(BRIEF): Omit every picture and write out the rest of the records exactly.
--- start of SUPPLIED DATA ---
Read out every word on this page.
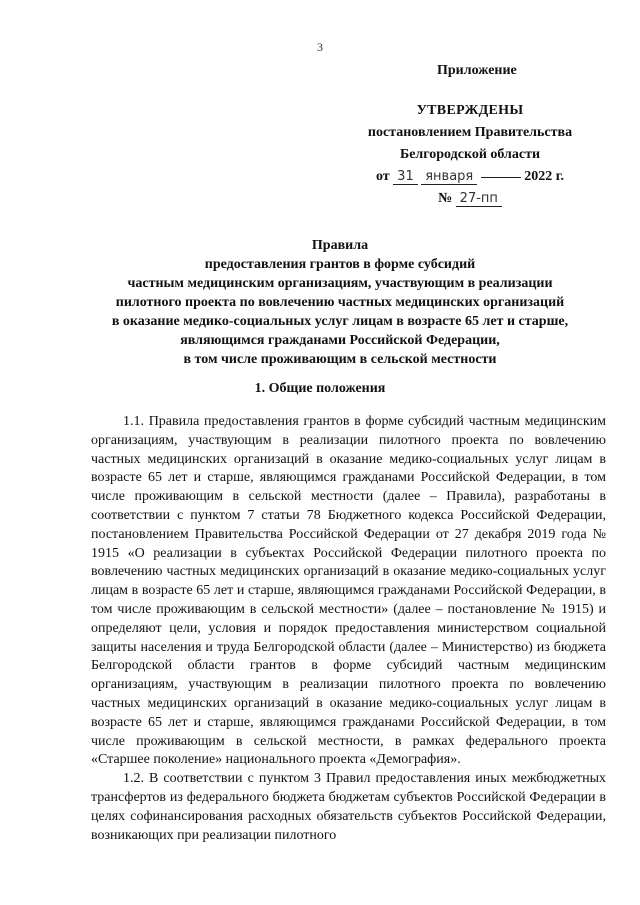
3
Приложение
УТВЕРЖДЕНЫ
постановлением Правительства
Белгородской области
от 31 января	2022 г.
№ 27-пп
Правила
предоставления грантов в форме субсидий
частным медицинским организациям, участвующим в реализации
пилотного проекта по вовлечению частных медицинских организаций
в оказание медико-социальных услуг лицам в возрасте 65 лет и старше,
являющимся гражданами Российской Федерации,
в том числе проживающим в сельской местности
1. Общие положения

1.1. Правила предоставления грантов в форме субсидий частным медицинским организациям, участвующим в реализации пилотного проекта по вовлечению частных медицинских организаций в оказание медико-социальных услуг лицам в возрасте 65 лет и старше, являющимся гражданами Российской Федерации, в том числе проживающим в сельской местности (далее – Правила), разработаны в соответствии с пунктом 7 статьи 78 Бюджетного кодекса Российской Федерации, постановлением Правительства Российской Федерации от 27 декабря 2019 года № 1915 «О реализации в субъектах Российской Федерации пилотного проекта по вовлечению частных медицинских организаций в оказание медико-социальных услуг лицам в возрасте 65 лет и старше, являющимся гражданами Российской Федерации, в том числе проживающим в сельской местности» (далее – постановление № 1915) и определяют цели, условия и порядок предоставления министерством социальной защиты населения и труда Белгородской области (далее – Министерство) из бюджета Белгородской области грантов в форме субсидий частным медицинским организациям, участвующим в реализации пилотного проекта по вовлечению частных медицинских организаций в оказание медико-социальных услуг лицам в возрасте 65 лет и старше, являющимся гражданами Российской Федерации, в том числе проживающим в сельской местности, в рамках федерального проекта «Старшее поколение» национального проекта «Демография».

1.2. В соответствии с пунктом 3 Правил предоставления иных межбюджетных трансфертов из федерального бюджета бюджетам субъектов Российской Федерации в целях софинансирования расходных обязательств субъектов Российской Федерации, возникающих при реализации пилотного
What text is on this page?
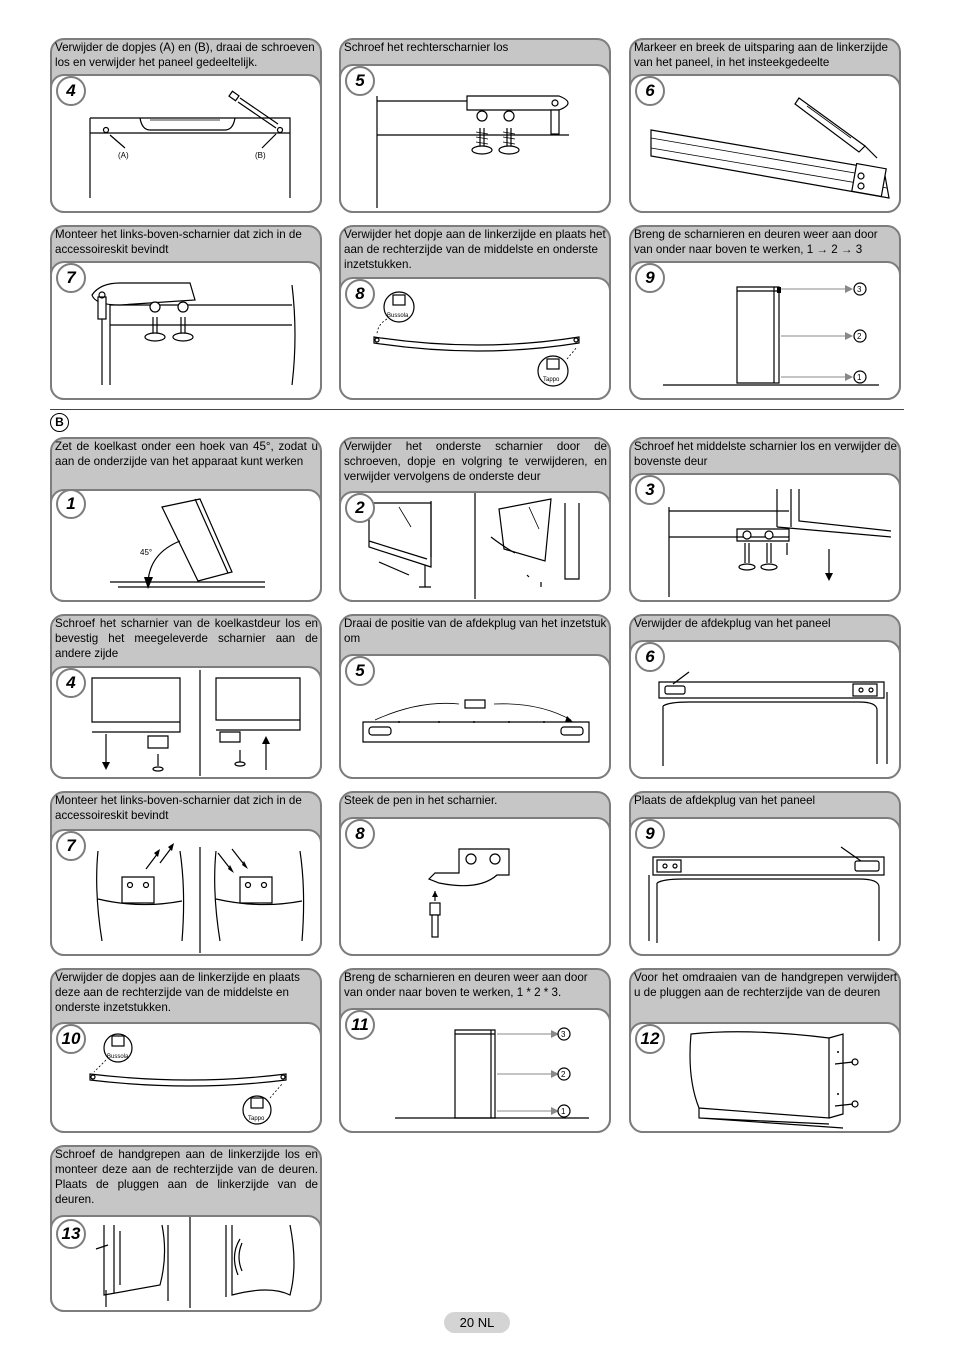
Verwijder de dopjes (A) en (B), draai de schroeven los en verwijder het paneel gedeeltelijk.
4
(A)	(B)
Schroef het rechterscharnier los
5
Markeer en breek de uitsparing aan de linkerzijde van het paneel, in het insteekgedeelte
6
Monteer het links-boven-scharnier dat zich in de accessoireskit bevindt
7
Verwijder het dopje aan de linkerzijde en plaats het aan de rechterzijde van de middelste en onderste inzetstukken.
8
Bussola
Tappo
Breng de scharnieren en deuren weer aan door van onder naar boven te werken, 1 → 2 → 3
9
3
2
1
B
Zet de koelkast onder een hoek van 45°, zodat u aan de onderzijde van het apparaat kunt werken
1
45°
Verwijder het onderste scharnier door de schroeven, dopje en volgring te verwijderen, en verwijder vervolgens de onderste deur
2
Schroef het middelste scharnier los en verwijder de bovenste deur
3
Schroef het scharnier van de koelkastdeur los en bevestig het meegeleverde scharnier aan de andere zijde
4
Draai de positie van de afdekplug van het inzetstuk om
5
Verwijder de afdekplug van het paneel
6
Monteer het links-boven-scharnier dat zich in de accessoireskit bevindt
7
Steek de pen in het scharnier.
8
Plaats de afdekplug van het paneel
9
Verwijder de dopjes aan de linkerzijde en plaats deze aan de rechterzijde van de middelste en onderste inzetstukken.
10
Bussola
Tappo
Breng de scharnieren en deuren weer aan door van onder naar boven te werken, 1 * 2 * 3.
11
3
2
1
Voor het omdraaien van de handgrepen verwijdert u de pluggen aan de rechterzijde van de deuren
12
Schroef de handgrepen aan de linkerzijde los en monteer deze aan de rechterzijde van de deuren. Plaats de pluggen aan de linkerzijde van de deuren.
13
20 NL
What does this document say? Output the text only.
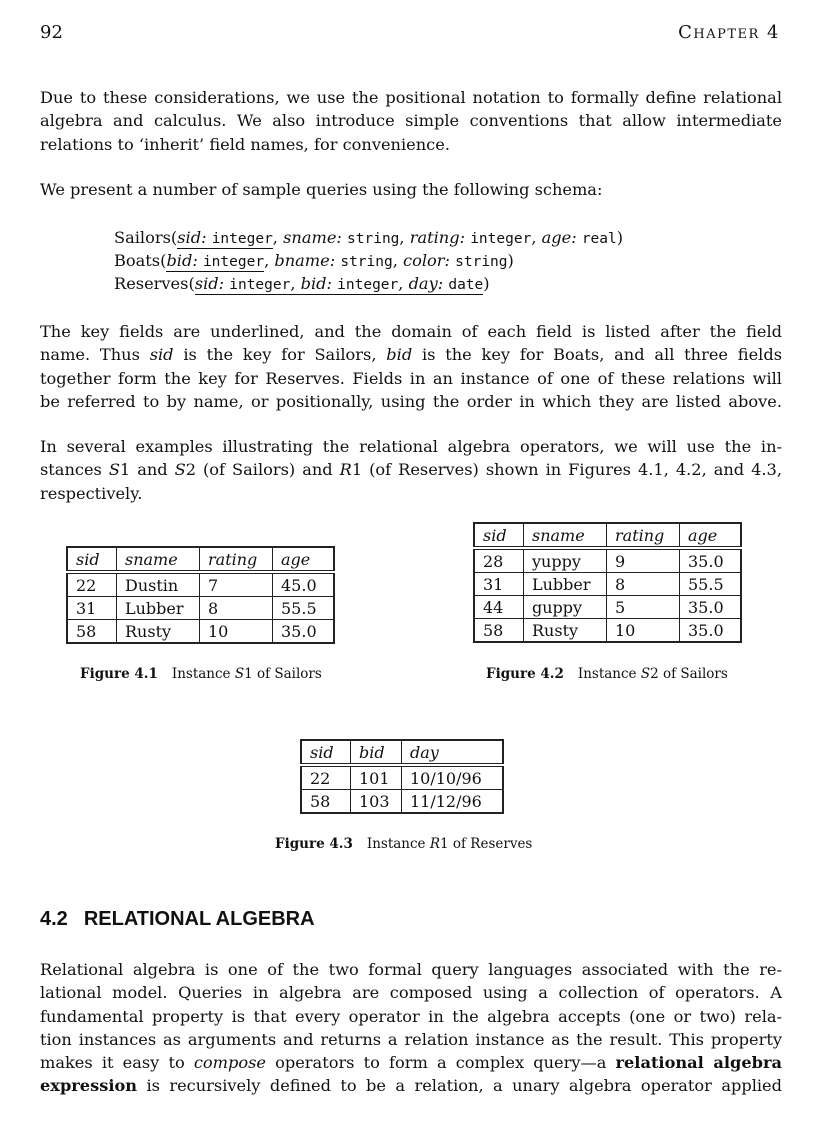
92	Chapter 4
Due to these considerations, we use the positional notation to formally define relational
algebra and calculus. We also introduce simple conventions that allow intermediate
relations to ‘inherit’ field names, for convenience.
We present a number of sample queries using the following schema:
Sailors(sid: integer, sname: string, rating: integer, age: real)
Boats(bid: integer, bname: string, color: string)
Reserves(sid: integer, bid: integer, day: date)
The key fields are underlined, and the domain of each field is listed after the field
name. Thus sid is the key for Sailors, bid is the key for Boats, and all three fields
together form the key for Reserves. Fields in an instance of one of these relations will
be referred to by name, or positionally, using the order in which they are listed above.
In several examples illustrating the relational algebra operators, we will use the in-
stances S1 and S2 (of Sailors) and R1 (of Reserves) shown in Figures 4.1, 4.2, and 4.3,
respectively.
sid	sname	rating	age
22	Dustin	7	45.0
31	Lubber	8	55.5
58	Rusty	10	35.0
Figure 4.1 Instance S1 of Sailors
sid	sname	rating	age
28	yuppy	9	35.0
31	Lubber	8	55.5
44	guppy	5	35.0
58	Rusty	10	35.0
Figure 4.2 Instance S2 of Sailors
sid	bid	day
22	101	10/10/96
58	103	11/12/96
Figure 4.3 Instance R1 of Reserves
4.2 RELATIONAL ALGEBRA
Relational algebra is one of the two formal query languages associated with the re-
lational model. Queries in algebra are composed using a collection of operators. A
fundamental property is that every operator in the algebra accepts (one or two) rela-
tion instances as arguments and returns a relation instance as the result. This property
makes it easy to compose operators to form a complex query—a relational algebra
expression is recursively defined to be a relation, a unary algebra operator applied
--- end of SUPPLIED DATA ---
(RESPONSE TO THIS TASK):
Read out every word on this page.
3
Приложение
УТВЕРЖДЕНЫ
постановлением Правительства
Белгородской области
от 31 января	2022 г.
№ 27-пп
Правила
предоставления грантов в форме субсидий
частным медицинским организациям, участвующим в реализации
пилотного проекта по вовлечению частных медицинских организаций
в оказание медико-социальных услуг лицам в возрасте 65 лет и старше,
являющимся гражданами Российской Федерации,
в том числе проживающим в сельской местности
1. Общие положения

1.1. Правила предоставления грантов в форме субсидий частным медицинским организациям, участвующим в реализации пилотного проекта по вовлечению частных медицинских организаций в оказание медико-социальных услуг лицам в возрасте 65 лет и старше, являющимся гражданами Российской Федерации, в том числе проживающим в сельской местности (далее – Правила), разработаны в соответствии с пунктом 7 статьи 78 Бюджетного кодекса Российской Федерации, постановлением Правительства Российской Федерации от 27 декабря 2019 года № 1915 «О реализации в субъектах Российской Федерации пилотного проекта по вовлечению частных медицинских организаций в оказание медико-социальных услуг лицам в возрасте 65 лет и старше, являющимся гражданами Российской Федерации, в том числе проживающим в сельской местности» (далее – постановление № 1915) и определяют цели, условия и порядок предоставления министерством социальной защиты населения и труда Белгородской области (далее – Министерство) из бюджета Белгородской области грантов в форме субсидий частным медицинским организациям, участвующим в реализации пилотного проекта по вовлечению частных медицинских организаций в оказание медико-социальных услуг лицам в возрасте 65 лет и старше, являющимся гражданами Российской Федерации, в том числе проживающим в сельской местности, в рамках федерального проекта «Старшее поколение» национального проекта «Демография».

1.2. В соответствии с пунктом 3 Правил предоставления иных межбюджетных трансфертов из федерального бюджета бюджетам субъектов Российской Федерации в целях софинансирования расходных обязательств субъектов Российской Федерации, возникающих при реализации пилотного
What text is on this page?
Verwijder de dopjes (A) en (B), draai de schroeven los en verwijder het paneel gedeeltelijk.
4
(A)	(B)
Schroef het rechterscharnier los
5
Markeer en breek de uitsparing aan de linkerzijde van het paneel, in het insteekgedeelte
6
Monteer het links-boven-scharnier dat zich in de accessoireskit bevindt
7
Verwijder het dopje aan de linkerzijde en plaats het aan de rechterzijde van de middelste en onderste inzetstukken.
8
Bussola
Tappo
Breng de scharnieren en deuren weer aan door van onder naar boven te werken, 1 → 2 → 3
9
3
2
1
B
Zet de koelkast onder een hoek van 45°, zodat u aan de onderzijde van het apparaat kunt werken
1
45°
Verwijder het onderste scharnier door de schroeven, dopje en volgring te verwijderen, en verwijder vervolgens de onderste deur
2
Schroef het middelste scharnier los en verwijder de bovenste deur
3
Schroef het scharnier van de koelkastdeur los en bevestig het meegeleverde scharnier aan de andere zijde
4
Draai de positie van de afdekplug van het inzetstuk om
5
Verwijder de afdekplug van het paneel
6
Monteer het links-boven-scharnier dat zich in de accessoireskit bevindt
7
Steek de pen in het scharnier.
8
Plaats de afdekplug van het paneel
9
Verwijder de dopjes aan de linkerzijde en plaats deze aan de rechterzijde van de middelste en onderste inzetstukken.
10
Bussola
Tappo
Breng de scharnieren en deuren weer aan door van onder naar boven te werken, 1 * 2 * 3.
11
3
2
1
Voor het omdraaien van de handgrepen verwijdert u de pluggen aan de rechterzijde van de deuren
12
Schroef de handgrepen aan de linkerzijde los en monteer deze aan de rechterzijde van de deuren. Plaats de pluggen aan de linkerzijde van de deuren.
13
20 NL
What does this document say? Output the text only.
92	Chapter 4
Due to these considerations, we use the positional notation to formally define relational
algebra and calculus. We also introduce simple conventions that allow intermediate
relations to ‘inherit’ field names, for convenience.
We present a number of sample queries using the following schema:
Sailors(sid: integer, sname: string, rating: integer, age: real)
Boats(bid: integer, bname: string, color: string)
Reserves(sid: integer, bid: integer, day: date)
The key fields are underlined, and the domain of each field is listed after the field
name. Thus sid is the key for Sailors, bid is the key for Boats, and all three fields
together form the key for Reserves. Fields in an instance of one of these relations will
be referred to by name, or positionally, using the order in which they are listed above.
In several examples illustrating the relational algebra operators, we will use the in-
stances S1 and S2 (of Sailors) and R1 (of Reserves) shown in Figures 4.1, 4.2, and 4.3,
respectively.
sid	sname	rating	age
22	Dustin	7	45.0
31	Lubber	8	55.5
58	Rusty	10	35.0
Figure 4.1 Instance S1 of Sailors
sid	sname	rating	age
28	yuppy	9	35.0
31	Lubber	8	55.5
44	guppy	5	35.0
58	Rusty	10	35.0
Figure 4.2 Instance S2 of Sailors
sid	bid	day
22	101	10/10/96
58	103	11/12/96
Figure 4.3 Instance R1 of Reserves
4.2 RELATIONAL ALGEBRA
Relational algebra is one of the two formal query languages associated with the re-
lational model. Queries in algebra are composed using a collection of operators. A
fundamental property is that every operator in the algebra accepts (one or two) rela-
tion instances as arguments and returns a relation instance as the result. This property
makes it easy to compose operators to form a complex query—a relational algebra
expression is recursively defined to be a relation, a unary algebra operator applied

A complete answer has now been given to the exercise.